— Start of Data for this exercise —

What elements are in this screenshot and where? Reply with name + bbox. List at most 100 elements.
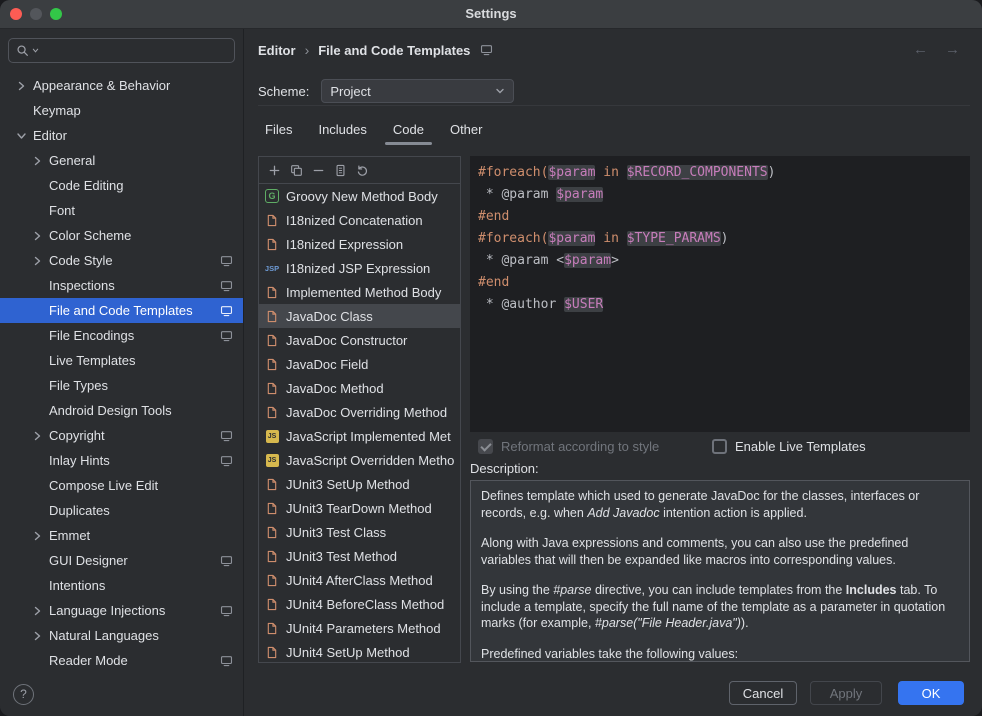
tab-other[interactable]: Other xyxy=(437,114,496,145)
sidebar-item-editor[interactable]: Editor xyxy=(0,123,243,148)
breadcrumb: Editor › File and Code Templates xyxy=(258,42,493,58)
template-item-javadoc-overriding-method[interactable]: JavaDoc Overriding Method xyxy=(259,400,460,424)
help-button[interactable]: ? xyxy=(13,684,34,705)
sidebar-item-file-types[interactable]: File Types xyxy=(0,373,243,398)
forward-button[interactable]: → xyxy=(945,41,960,58)
chevron-right-icon[interactable] xyxy=(13,81,29,91)
sidebar-item-color-scheme[interactable]: Color Scheme xyxy=(0,223,243,248)
sidebar-item-language-injections[interactable]: Language Injections xyxy=(0,598,243,623)
tab-files[interactable]: Files xyxy=(252,114,305,145)
sidebar-item-inspections[interactable]: Inspections xyxy=(0,273,243,298)
template-item-label: JUnit3 Test Class xyxy=(286,525,386,540)
live-templates-checkbox[interactable] xyxy=(712,439,727,454)
scheme-row: Scheme: Project xyxy=(258,79,514,103)
reformat-option: Reformat according to style xyxy=(478,438,659,454)
file-template-icon xyxy=(264,286,280,299)
duplicate-template-icon[interactable] xyxy=(290,164,303,177)
breadcrumb-editor[interactable]: Editor xyxy=(258,43,296,58)
template-item-javadoc-constructor[interactable]: JavaDoc Constructor xyxy=(259,328,460,352)
sidebar-item-code-style[interactable]: Code Style xyxy=(0,248,243,273)
template-item-label: JavaDoc Class xyxy=(286,309,373,324)
sidebar-item-reader-mode[interactable]: Reader Mode xyxy=(0,648,243,673)
template-item-implemented-method-body[interactable]: Implemented Method Body xyxy=(259,280,460,304)
sidebar-item-android-design-tools[interactable]: Android Design Tools xyxy=(0,398,243,423)
screen-badge-icon xyxy=(220,255,233,267)
scheme-dropdown[interactable]: Project xyxy=(321,79,514,103)
sidebar-item-live-templates[interactable]: Live Templates xyxy=(0,348,243,373)
description-paragraph: Along with Java expressions and comments… xyxy=(481,535,959,568)
screen-badge-icon xyxy=(480,44,493,56)
sidebar-item-appearance-behavior[interactable]: Appearance & Behavior xyxy=(0,73,243,98)
chevron-down-icon[interactable] xyxy=(13,131,29,141)
sidebar-item-general[interactable]: General xyxy=(0,148,243,173)
sidebar-item-keymap[interactable]: Keymap xyxy=(0,98,243,123)
add-template-icon[interactable] xyxy=(268,164,281,177)
live-templates-option: Enable Live Templates xyxy=(712,438,866,454)
template-item-junit4-setup-method[interactable]: JUnit4 SetUp Method xyxy=(259,640,460,663)
ok-button[interactable]: OK xyxy=(898,681,964,705)
sidebar-item-label: Emmet xyxy=(49,528,90,543)
sidebar-item-natural-languages[interactable]: Natural Languages xyxy=(0,623,243,648)
sidebar-item-gui-designer[interactable]: GUI Designer xyxy=(0,548,243,573)
search-input[interactable] xyxy=(42,42,227,59)
tab-includes[interactable]: Includes xyxy=(305,114,379,145)
template-item-label: JavaDoc Constructor xyxy=(286,333,407,348)
chevron-right-icon[interactable] xyxy=(29,631,45,641)
template-item-junit4-beforeclass-method[interactable]: JUnit4 BeforeClass Method xyxy=(259,592,460,616)
template-item-junit3-test-method[interactable]: JUnit3 Test Method xyxy=(259,544,460,568)
sidebar-item-duplicates[interactable]: Duplicates xyxy=(0,498,243,523)
copy-template-icon[interactable] xyxy=(334,164,347,177)
sidebar-item-font[interactable]: Font xyxy=(0,198,243,223)
sidebar-item-compose-live-edit[interactable]: Compose Live Edit xyxy=(0,473,243,498)
reset-template-icon[interactable] xyxy=(356,164,369,177)
sidebar-item-intentions[interactable]: Intentions xyxy=(0,573,243,598)
breadcrumb-separator-icon: › xyxy=(305,42,310,58)
apply-button[interactable]: Apply xyxy=(810,681,882,705)
reformat-checkbox xyxy=(478,439,493,454)
template-item-label: JUnit4 AfterClass Method xyxy=(286,573,433,588)
settings-content: Editor › File and Code Templates ← → Sch… xyxy=(244,29,982,716)
template-item-groovy-new-method-body[interactable]: GGroovy New Method Body xyxy=(259,184,460,208)
chevron-right-icon[interactable] xyxy=(29,156,45,166)
sidebar-item-file-encodings[interactable]: File Encodings xyxy=(0,323,243,348)
chevron-right-icon[interactable] xyxy=(29,256,45,266)
file-template-icon xyxy=(264,574,280,587)
template-editor[interactable]: #foreach($param in $RECORD_COMPONENTS) *… xyxy=(470,156,970,432)
cancel-button[interactable]: Cancel xyxy=(729,681,797,705)
file-template-icon xyxy=(264,238,280,251)
screen-badge-icon xyxy=(220,555,233,567)
sidebar-item-emmet[interactable]: Emmet xyxy=(0,523,243,548)
template-item-i18nized-concatenation[interactable]: I18nized Concatenation xyxy=(259,208,460,232)
template-item-javadoc-class[interactable]: JavaDoc Class xyxy=(259,304,460,328)
template-item-javadoc-field[interactable]: JavaDoc Field xyxy=(259,352,460,376)
sidebar-item-label: Keymap xyxy=(33,103,81,118)
sidebar-item-copyright[interactable]: Copyright xyxy=(0,423,243,448)
template-item-junit4-afterclass-method[interactable]: JUnit4 AfterClass Method xyxy=(259,568,460,592)
chevron-right-icon[interactable] xyxy=(29,231,45,241)
chevron-right-icon[interactable] xyxy=(29,606,45,616)
file-template-icon xyxy=(264,502,280,515)
template-item-i18nized-jsp-expression[interactable]: JSPI18nized JSP Expression xyxy=(259,256,460,280)
template-item-i18nized-expression[interactable]: I18nized Expression xyxy=(259,232,460,256)
template-item-junit3-teardown-method[interactable]: JUnit3 TearDown Method xyxy=(259,496,460,520)
remove-template-icon[interactable] xyxy=(312,164,325,177)
template-item-label: JavaDoc Field xyxy=(286,357,368,372)
tab-code[interactable]: Code xyxy=(380,114,437,145)
file-template-icon xyxy=(264,598,280,611)
sidebar-item-file-and-code-templates[interactable]: File and Code Templates xyxy=(0,298,243,323)
chevron-right-icon[interactable] xyxy=(29,531,45,541)
sidebar-item-code-editing[interactable]: Code Editing xyxy=(0,173,243,198)
template-item-javascript-implemented-met[interactable]: JSJavaScript Implemented Met xyxy=(259,424,460,448)
back-button[interactable]: ← xyxy=(913,41,928,58)
template-item-junit4-parameters-method[interactable]: JUnit4 Parameters Method xyxy=(259,616,460,640)
template-item-javascript-overridden-metho[interactable]: JSJavaScript Overridden Metho xyxy=(259,448,460,472)
template-item-junit3-setup-method[interactable]: JUnit3 SetUp Method xyxy=(259,472,460,496)
template-item-javadoc-method[interactable]: JavaDoc Method xyxy=(259,376,460,400)
settings-search[interactable] xyxy=(8,38,235,63)
template-item-junit3-test-class[interactable]: JUnit3 Test Class xyxy=(259,520,460,544)
sidebar-item-inlay-hints[interactable]: Inlay Hints xyxy=(0,448,243,473)
screen-badge-icon xyxy=(220,605,233,617)
chevron-right-icon[interactable] xyxy=(29,431,45,441)
sidebar-item-label: File Encodings xyxy=(49,328,134,343)
file-template-icon xyxy=(264,382,280,395)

— End of Data for this exercise —

Exercise aim:
In the records, swap "interactable" for "clickable" in the lines starting with the one containing "tab-other[interactable]: Other xyxy=(437,114,496,145)" and going on through the one containing "breadcrumb-editor[interactable]: Editor xyxy=(258,43,296,58)". Return only those lines, with everything else left as it is.

Written answer:
tab-other[clickable]: Other xyxy=(437,114,496,145)
sidebar-item-editor[clickable]: Editor xyxy=(0,123,243,148)
breadcrumb: Editor › File and Code Templates xyxy=(258,42,493,58)
template-item-javadoc-overriding-method[clickable]: JavaDoc Overriding Method xyxy=(259,400,460,424)
help-button[clickable]: ? xyxy=(13,684,34,705)
sidebar-item-file-types[clickable]: File Types xyxy=(0,373,243,398)
forward-button[clickable]: → xyxy=(945,41,960,58)
chevron-right-icon[clickable] xyxy=(13,81,29,91)
sidebar-item-color-scheme[clickable]: Color Scheme xyxy=(0,223,243,248)
sidebar-item-language-injections[clickable]: Language Injections xyxy=(0,598,243,623)
tab-files[clickable]: Files xyxy=(252,114,305,145)
sidebar-item-inspections[clickable]: Inspections xyxy=(0,273,243,298)
template-item-label: JUnit3 Test Class xyxy=(286,525,386,540)
live-templates-checkbox[clickable] xyxy=(712,439,727,454)
scheme-row: Scheme: Project xyxy=(258,79,514,103)
reformat-option: Reformat according to style xyxy=(478,438,659,454)
file-template-icon xyxy=(264,286,280,299)
duplicate-template-icon[clickable] xyxy=(290,164,303,177)
breadcrumb-editor[clickable]: Editor xyxy=(258,43,296,58)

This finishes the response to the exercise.